[START Supplied material]

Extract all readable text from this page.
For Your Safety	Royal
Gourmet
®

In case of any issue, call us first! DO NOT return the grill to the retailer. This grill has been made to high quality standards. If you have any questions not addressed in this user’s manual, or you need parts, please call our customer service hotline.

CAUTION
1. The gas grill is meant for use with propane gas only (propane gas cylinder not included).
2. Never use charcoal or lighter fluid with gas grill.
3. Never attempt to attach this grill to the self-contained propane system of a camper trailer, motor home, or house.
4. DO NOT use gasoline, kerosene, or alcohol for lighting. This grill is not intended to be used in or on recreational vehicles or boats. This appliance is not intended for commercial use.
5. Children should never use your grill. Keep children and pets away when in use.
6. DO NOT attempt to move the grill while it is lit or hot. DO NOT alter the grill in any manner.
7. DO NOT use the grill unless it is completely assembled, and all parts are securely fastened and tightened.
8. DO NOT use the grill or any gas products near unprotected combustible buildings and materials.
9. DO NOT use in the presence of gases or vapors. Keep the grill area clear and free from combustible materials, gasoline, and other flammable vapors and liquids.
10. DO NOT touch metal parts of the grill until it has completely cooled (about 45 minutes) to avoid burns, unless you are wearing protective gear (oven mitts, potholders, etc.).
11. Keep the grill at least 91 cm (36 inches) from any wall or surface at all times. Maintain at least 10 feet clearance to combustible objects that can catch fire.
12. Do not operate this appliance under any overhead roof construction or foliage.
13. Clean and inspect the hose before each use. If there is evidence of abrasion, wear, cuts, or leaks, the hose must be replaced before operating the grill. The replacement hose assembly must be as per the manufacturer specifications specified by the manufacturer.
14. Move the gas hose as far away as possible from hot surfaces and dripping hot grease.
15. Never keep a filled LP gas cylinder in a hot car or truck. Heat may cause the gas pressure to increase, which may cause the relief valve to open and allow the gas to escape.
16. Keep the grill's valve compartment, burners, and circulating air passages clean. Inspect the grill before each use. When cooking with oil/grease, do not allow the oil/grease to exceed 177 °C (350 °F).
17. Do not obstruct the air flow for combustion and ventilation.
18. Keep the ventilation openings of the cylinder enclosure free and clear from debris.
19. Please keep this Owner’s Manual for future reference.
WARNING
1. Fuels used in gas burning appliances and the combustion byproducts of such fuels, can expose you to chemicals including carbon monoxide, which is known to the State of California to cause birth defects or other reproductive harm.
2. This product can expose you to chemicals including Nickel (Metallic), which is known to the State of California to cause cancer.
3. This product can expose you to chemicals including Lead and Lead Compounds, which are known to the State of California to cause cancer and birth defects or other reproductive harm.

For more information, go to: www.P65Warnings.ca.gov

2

[END Supplied material]

- _Set problem_
Extract all lines as given.

- _Task solution_
Extract all readable text from this page.
For Your Safety	Royal
Gourmet
®

In case of any issue, call us first! DO NOT return the grill to the retailer. This grill has been made to high quality standards. If you have any questions not addressed in this user’s manual, or you need parts, please call our customer service hotline.

CAUTION
1. The gas grill is meant for use with propane gas only (propane gas cylinder not included).
2. Never use charcoal or lighter fluid with gas grill.
3. Never attempt to attach this grill to the self-contained propane system of a camper trailer, motor home, or house.
4. DO NOT use gasoline, kerosene, or alcohol for lighting. This grill is not intended to be used in or on recreational vehicles or boats. This appliance is not intended for commercial use.
5. Children should never use your grill. Keep children and pets away when in use.
6. DO NOT attempt to move the grill while it is lit or hot. DO NOT alter the grill in any manner.
7. DO NOT use the grill unless it is completely assembled, and all parts are securely fastened and tightened.
8. DO NOT use the grill or any gas products near unprotected combustible buildings and materials.
9. DO NOT use in the presence of gases or vapors. Keep the grill area clear and free from combustible materials, gasoline, and other flammable vapors and liquids.
10. DO NOT touch metal parts of the grill until it has completely cooled (about 45 minutes) to avoid burns, unless you are wearing protective gear (oven mitts, potholders, etc.).
11. Keep the grill at least 91 cm (36 inches) from any wall or surface at all times. Maintain at least 10 feet clearance to combustible objects that can catch fire.
12. Do not operate this appliance under any overhead roof construction or foliage.
13. Clean and inspect the hose before each use. If there is evidence of abrasion, wear, cuts, or leaks, the hose must be replaced before operating the grill. The replacement hose assembly must be as per the manufacturer specifications specified by the manufacturer.
14. Move the gas hose as far away as possible from hot surfaces and dripping hot grease.
15. Never keep a filled LP gas cylinder in a hot car or truck. Heat may cause the gas pressure to increase, which may cause the relief valve to open and allow the gas to escape.
16. Keep the grill's valve compartment, burners, and circulating air passages clean. Inspect the grill before each use. When cooking with oil/grease, do not allow the oil/grease to exceed 177 °C (350 °F).
17. Do not obstruct the air flow for combustion and ventilation.
18. Keep the ventilation openings of the cylinder enclosure free and clear from debris.
19. Please keep this Owner’s Manual for future reference.
WARNING
1. Fuels used in gas burning appliances and the combustion byproducts of such fuels, can expose you to chemicals including carbon monoxide, which is known to the State of California to cause birth defects or other reproductive harm.
2. This product can expose you to chemicals including Nickel (Metallic), which is known to the State of California to cause cancer.
3. This product can expose you to chemicals including Lead and Lead Compounds, which are known to the State of California to cause cancer and birth defects or other reproductive harm.

For more information, go to: www.P65Warnings.ca.gov

2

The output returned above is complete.